§ **To be done**
Set down the full listing exactly, character for character.

begin

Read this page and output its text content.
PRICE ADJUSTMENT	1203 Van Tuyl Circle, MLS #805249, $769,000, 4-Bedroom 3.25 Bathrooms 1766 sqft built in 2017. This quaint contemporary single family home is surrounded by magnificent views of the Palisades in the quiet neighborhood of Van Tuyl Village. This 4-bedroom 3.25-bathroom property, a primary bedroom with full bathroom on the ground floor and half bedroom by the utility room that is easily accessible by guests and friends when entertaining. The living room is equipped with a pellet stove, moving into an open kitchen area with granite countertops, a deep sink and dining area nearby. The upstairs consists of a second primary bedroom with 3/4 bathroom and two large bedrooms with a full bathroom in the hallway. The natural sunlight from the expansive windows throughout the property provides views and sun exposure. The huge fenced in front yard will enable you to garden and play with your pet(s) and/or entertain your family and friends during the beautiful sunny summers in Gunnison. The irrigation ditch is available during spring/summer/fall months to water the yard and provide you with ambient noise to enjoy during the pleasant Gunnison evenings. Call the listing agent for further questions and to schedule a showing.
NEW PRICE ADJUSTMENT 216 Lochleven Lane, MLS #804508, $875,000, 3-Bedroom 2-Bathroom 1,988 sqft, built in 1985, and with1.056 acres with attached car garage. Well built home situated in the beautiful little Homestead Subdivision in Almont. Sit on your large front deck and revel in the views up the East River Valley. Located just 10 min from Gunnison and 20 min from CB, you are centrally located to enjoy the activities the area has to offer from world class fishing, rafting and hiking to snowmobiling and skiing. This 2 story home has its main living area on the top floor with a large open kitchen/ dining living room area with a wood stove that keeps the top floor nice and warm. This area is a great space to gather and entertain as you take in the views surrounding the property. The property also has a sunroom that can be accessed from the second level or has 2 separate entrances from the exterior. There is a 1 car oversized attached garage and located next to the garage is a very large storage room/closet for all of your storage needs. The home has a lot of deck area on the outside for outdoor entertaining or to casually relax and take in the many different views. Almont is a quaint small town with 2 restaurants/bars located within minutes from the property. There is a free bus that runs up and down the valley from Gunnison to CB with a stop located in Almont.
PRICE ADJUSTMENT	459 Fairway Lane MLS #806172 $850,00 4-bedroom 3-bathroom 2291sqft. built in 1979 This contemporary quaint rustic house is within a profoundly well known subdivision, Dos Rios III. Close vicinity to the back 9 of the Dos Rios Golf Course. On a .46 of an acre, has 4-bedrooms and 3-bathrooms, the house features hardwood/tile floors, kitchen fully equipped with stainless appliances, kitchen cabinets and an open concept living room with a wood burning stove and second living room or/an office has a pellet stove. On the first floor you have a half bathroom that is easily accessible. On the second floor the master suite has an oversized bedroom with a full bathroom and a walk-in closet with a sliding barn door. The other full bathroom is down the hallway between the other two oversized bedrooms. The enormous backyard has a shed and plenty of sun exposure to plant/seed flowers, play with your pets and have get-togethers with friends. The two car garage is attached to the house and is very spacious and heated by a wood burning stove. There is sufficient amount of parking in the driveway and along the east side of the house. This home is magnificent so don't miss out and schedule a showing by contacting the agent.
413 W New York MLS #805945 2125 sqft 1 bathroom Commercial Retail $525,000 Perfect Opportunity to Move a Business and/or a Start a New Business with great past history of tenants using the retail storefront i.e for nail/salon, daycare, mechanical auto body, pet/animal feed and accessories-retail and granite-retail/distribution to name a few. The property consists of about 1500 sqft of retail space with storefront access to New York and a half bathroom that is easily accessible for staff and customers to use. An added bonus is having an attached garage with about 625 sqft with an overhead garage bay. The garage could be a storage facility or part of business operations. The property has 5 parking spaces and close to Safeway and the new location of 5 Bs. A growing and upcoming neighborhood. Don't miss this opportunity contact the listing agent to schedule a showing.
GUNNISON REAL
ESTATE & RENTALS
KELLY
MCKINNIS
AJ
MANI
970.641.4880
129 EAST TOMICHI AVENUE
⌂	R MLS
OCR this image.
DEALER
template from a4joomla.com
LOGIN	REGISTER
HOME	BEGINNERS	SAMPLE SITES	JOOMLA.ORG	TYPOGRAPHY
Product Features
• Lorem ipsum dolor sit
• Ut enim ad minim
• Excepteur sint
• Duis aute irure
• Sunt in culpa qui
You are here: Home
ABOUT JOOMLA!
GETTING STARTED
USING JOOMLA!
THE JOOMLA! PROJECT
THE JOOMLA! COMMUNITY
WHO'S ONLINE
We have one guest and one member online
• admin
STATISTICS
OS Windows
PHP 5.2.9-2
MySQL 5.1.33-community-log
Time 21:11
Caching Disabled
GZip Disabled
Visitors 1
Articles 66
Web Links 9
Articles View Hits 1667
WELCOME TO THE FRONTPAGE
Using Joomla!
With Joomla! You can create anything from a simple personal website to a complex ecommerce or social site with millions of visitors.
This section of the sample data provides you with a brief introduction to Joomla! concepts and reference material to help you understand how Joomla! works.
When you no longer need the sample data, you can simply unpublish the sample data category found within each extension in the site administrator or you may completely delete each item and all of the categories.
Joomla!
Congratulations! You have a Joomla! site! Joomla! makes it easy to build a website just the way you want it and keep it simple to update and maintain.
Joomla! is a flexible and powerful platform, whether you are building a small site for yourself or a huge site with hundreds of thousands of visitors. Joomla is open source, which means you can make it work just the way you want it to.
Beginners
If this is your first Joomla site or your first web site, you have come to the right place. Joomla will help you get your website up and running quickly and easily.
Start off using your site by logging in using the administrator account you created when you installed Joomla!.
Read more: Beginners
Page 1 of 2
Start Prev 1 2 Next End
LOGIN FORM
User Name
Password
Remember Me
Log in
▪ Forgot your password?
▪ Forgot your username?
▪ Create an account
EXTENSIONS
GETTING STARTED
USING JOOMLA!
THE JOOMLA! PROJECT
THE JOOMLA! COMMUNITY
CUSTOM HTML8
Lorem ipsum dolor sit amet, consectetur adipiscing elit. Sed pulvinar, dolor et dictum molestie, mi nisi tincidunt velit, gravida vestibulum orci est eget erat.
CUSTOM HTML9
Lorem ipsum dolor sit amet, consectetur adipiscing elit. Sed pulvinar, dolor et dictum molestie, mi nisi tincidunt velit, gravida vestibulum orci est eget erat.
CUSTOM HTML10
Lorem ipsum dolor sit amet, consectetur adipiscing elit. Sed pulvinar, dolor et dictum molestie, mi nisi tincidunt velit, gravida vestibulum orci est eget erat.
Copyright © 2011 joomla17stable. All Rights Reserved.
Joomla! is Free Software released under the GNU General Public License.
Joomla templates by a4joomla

end

§ **Solution to the problem**
Read this page and output its text content.
PRICE ADJUSTMENT	1203 Van Tuyl Circle, MLS #805249, $769,000, 4-Bedroom 3.25 Bathrooms 1766 sqft built in 2017. This quaint contemporary single family home is surrounded by magnificent views of the Palisades in the quiet neighborhood of Van Tuyl Village. This 4-bedroom 3.25-bathroom property, a primary bedroom with full bathroom on the ground floor and half bedroom by the utility room that is easily accessible by guests and friends when entertaining. The living room is equipped with a pellet stove, moving into an open kitchen area with granite countertops, a deep sink and dining area nearby. The upstairs consists of a second primary bedroom with 3/4 bathroom and two large bedrooms with a full bathroom in the hallway. The natural sunlight from the expansive windows throughout the property provides views and sun exposure. The huge fenced in front yard will enable you to garden and play with your pet(s) and/or entertain your family and friends during the beautiful sunny summers in Gunnison. The irrigation ditch is available during spring/summer/fall months to water the yard and provide you with ambient noise to enjoy during the pleasant Gunnison evenings. Call the listing agent for further questions and to schedule a showing.
NEW PRICE ADJUSTMENT 216 Lochleven Lane, MLS #804508, $875,000, 3-Bedroom 2-Bathroom 1,988 sqft, built in 1985, and with1.056 acres with attached car garage. Well built home situated in the beautiful little Homestead Subdivision in Almont. Sit on your large front deck and revel in the views up the East River Valley. Located just 10 min from Gunnison and 20 min from CB, you are centrally located to enjoy the activities the area has to offer from world class fishing, rafting and hiking to snowmobiling and skiing. This 2 story home has its main living area on the top floor with a large open kitchen/ dining living room area with a wood stove that keeps the top floor nice and warm. This area is a great space to gather and entertain as you take in the views surrounding the property. The property also has a sunroom that can be accessed from the second level or has 2 separate entrances from the exterior. There is a 1 car oversized attached garage and located next to the garage is a very large storage room/closet for all of your storage needs. The home has a lot of deck area on the outside for outdoor entertaining or to casually relax and take in the many different views. Almont is a quaint small town with 2 restaurants/bars located within minutes from the property. There is a free bus that runs up and down the valley from Gunnison to CB with a stop located in Almont.
PRICE ADJUSTMENT	459 Fairway Lane MLS #806172 $850,00 4-bedroom 3-bathroom 2291sqft. built in 1979 This contemporary quaint rustic house is within a profoundly well known subdivision, Dos Rios III. Close vicinity to the back 9 of the Dos Rios Golf Course. On a .46 of an acre, has 4-bedrooms and 3-bathrooms, the house features hardwood/tile floors, kitchen fully equipped with stainless appliances, kitchen cabinets and an open concept living room with a wood burning stove and second living room or/an office has a pellet stove. On the first floor you have a half bathroom that is easily accessible. On the second floor the master suite has an oversized bedroom with a full bathroom and a walk-in closet with a sliding barn door. The other full bathroom is down the hallway between the other two oversized bedrooms. The enormous backyard has a shed and plenty of sun exposure to plant/seed flowers, play with your pets and have get-togethers with friends. The two car garage is attached to the house and is very spacious and heated by a wood burning stove. There is sufficient amount of parking in the driveway and along the east side of the house. This home is magnificent so don't miss out and schedule a showing by contacting the agent.
413 W New York MLS #805945 2125 sqft 1 bathroom Commercial Retail $525,000 Perfect Opportunity to Move a Business and/or a Start a New Business with great past history of tenants using the retail storefront i.e for nail/salon, daycare, mechanical auto body, pet/animal feed and accessories-retail and granite-retail/distribution to name a few. The property consists of about 1500 sqft of retail space with storefront access to New York and a half bathroom that is easily accessible for staff and customers to use. An added bonus is having an attached garage with about 625 sqft with an overhead garage bay. The garage could be a storage facility or part of business operations. The property has 5 parking spaces and close to Safeway and the new location of 5 Bs. A growing and upcoming neighborhood. Don't miss this opportunity contact the listing agent to schedule a showing.
GUNNISON REAL
ESTATE & RENTALS
KELLY
MCKINNIS
AJ
MANI
970.641.4880
129 EAST TOMICHI AVENUE
⌂	R MLS
OCR this image.
DEALER
template from a4joomla.com
LOGIN	REGISTER
HOME	BEGINNERS	SAMPLE SITES	JOOMLA.ORG	TYPOGRAPHY
Product Features
• Lorem ipsum dolor sit
• Ut enim ad minim
• Excepteur sint
• Duis aute irure
• Sunt in culpa qui
You are here: Home
ABOUT JOOMLA!
GETTING STARTED
USING JOOMLA!
THE JOOMLA! PROJECT
THE JOOMLA! COMMUNITY
WHO'S ONLINE
We have one guest and one member online
• admin
STATISTICS
OS Windows
PHP 5.2.9-2
MySQL 5.1.33-community-log
Time 21:11
Caching Disabled
GZip Disabled
Visitors 1
Articles 66
Web Links 9
Articles View Hits 1667
WELCOME TO THE FRONTPAGE
Using Joomla!
With Joomla! You can create anything from a simple personal website to a complex ecommerce or social site with millions of visitors.
This section of the sample data provides you with a brief introduction to Joomla! concepts and reference material to help you understand how Joomla! works.
When you no longer need the sample data, you can simply unpublish the sample data category found within each extension in the site administrator or you may completely delete each item and all of the categories.
Joomla!
Congratulations! You have a Joomla! site! Joomla! makes it easy to build a website just the way you want it and keep it simple to update and maintain.
Joomla! is a flexible and powerful platform, whether you are building a small site for yourself or a huge site with hundreds of thousands of visitors. Joomla is open source, which means you can make it work just the way you want it to.
Beginners
If this is your first Joomla site or your first web site, you have come to the right place. Joomla will help you get your website up and running quickly and easily.
Start off using your site by logging in using the administrator account you created when you installed Joomla!.
Read more: Beginners
Page 1 of 2
Start Prev 1 2 Next End
LOGIN FORM
User Name
Password
Remember Me
Log in
▪ Forgot your password?
▪ Forgot your username?
▪ Create an account
EXTENSIONS
GETTING STARTED
USING JOOMLA!
THE JOOMLA! PROJECT
THE JOOMLA! COMMUNITY
CUSTOM HTML8
Lorem ipsum dolor sit amet, consectetur adipiscing elit. Sed pulvinar, dolor et dictum molestie, mi nisi tincidunt velit, gravida vestibulum orci est eget erat.
CUSTOM HTML9
Lorem ipsum dolor sit amet, consectetur adipiscing elit. Sed pulvinar, dolor et dictum molestie, mi nisi tincidunt velit, gravida vestibulum orci est eget erat.
CUSTOM HTML10
Lorem ipsum dolor sit amet, consectetur adipiscing elit. Sed pulvinar, dolor et dictum molestie, mi nisi tincidunt velit, gravida vestibulum orci est eget erat.
Copyright © 2011 joomla17stable. All Rights Reserved.
Joomla! is Free Software released under the GNU General Public License.
Joomla templates by a4joomla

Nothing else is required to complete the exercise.